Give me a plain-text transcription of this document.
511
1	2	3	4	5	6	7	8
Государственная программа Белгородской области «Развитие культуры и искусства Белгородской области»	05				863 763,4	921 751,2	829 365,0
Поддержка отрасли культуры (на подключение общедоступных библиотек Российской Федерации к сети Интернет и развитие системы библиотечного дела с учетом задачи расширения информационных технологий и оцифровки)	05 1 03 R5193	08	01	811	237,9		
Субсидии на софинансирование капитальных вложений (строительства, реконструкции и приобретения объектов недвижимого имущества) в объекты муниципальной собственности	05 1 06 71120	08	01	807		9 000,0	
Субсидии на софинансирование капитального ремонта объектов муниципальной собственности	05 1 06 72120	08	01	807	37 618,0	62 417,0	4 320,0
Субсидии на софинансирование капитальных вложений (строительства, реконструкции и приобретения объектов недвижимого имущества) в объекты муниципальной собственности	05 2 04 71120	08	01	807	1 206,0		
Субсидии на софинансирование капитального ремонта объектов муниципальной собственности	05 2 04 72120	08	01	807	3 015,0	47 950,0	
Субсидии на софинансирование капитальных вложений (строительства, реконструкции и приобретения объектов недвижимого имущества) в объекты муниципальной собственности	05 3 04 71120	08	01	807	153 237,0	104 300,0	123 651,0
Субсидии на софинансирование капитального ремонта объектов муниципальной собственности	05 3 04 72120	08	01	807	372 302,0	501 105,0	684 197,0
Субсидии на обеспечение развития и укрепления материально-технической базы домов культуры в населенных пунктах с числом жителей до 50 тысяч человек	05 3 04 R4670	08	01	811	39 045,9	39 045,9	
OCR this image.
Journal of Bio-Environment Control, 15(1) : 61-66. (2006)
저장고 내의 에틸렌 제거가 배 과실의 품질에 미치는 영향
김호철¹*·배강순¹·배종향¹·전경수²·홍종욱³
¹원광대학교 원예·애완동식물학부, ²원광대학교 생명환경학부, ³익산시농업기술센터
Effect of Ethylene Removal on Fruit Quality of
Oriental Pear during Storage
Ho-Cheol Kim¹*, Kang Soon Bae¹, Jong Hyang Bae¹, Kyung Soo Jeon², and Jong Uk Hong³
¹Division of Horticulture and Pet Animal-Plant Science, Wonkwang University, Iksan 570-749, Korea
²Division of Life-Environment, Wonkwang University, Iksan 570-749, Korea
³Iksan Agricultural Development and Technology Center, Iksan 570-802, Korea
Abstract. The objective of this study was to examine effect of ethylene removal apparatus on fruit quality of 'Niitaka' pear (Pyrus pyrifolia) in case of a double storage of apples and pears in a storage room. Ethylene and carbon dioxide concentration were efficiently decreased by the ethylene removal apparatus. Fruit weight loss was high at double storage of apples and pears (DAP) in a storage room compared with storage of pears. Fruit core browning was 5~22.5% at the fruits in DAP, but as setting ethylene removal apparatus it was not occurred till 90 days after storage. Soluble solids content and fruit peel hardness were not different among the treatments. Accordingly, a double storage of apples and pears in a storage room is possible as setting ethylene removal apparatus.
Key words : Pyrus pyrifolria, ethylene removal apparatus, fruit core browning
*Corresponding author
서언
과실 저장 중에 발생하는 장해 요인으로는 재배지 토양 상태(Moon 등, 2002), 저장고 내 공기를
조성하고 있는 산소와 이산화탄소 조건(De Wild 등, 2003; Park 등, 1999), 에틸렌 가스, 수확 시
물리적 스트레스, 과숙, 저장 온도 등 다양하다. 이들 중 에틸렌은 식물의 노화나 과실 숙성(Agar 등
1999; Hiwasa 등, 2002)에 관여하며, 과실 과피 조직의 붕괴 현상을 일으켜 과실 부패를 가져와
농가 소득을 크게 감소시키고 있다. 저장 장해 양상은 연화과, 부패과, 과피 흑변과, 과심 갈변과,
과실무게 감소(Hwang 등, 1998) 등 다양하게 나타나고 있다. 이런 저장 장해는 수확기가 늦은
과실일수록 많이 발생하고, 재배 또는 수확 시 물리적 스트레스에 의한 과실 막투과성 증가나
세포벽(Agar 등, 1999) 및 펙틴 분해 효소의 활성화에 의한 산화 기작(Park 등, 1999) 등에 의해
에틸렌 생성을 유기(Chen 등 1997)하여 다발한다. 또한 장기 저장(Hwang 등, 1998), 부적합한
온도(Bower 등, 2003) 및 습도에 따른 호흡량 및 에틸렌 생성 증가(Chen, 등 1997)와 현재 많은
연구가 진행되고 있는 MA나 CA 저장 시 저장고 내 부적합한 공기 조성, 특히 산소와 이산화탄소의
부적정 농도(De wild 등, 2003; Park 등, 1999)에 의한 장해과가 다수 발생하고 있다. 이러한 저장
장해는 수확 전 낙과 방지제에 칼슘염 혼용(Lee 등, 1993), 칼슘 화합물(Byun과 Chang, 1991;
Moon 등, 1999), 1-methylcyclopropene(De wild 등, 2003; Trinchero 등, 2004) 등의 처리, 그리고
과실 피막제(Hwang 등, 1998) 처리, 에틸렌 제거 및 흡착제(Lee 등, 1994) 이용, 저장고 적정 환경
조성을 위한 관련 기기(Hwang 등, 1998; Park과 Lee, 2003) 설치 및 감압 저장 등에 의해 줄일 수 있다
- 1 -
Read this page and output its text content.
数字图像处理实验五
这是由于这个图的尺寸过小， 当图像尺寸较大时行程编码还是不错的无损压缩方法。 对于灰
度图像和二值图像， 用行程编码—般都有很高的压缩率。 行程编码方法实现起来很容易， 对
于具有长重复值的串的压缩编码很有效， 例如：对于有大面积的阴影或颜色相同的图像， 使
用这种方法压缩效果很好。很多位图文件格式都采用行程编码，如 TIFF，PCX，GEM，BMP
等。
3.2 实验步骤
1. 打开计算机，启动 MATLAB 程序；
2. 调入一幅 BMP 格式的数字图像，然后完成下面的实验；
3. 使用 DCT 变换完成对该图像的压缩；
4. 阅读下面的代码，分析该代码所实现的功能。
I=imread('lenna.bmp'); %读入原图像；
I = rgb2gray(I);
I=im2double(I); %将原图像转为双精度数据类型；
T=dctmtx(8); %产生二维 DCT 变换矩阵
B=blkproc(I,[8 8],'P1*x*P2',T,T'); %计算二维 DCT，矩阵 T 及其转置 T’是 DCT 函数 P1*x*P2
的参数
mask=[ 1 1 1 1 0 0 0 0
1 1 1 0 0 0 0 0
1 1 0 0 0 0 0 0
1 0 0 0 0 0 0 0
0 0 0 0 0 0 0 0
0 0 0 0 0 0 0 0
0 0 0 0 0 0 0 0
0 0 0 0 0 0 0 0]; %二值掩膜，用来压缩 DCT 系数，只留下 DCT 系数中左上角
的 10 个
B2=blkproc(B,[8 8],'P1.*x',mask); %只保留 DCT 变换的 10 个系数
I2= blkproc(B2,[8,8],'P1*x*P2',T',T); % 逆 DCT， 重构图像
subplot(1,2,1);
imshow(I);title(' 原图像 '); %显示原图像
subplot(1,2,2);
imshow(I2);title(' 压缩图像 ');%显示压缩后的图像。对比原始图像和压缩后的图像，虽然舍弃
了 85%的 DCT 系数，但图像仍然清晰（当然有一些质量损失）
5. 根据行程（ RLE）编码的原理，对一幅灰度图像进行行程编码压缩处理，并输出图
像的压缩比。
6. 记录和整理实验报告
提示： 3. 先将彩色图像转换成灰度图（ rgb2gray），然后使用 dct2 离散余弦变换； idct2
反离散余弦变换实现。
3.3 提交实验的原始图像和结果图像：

######

__Short exercise__: Select all lines with the word "Moon" from the entries above.

__Solution for this problem__:
과실 저장 중에 발생하는 장해 요인으로는 재배지 토양 상태(Moon 등, 2002), 저장고 내 공기를
Moon 등, 1999), 1-methylcyclopropene(De wild 등, 2003; Trinchero 등, 2004) 등의 처리, 그리고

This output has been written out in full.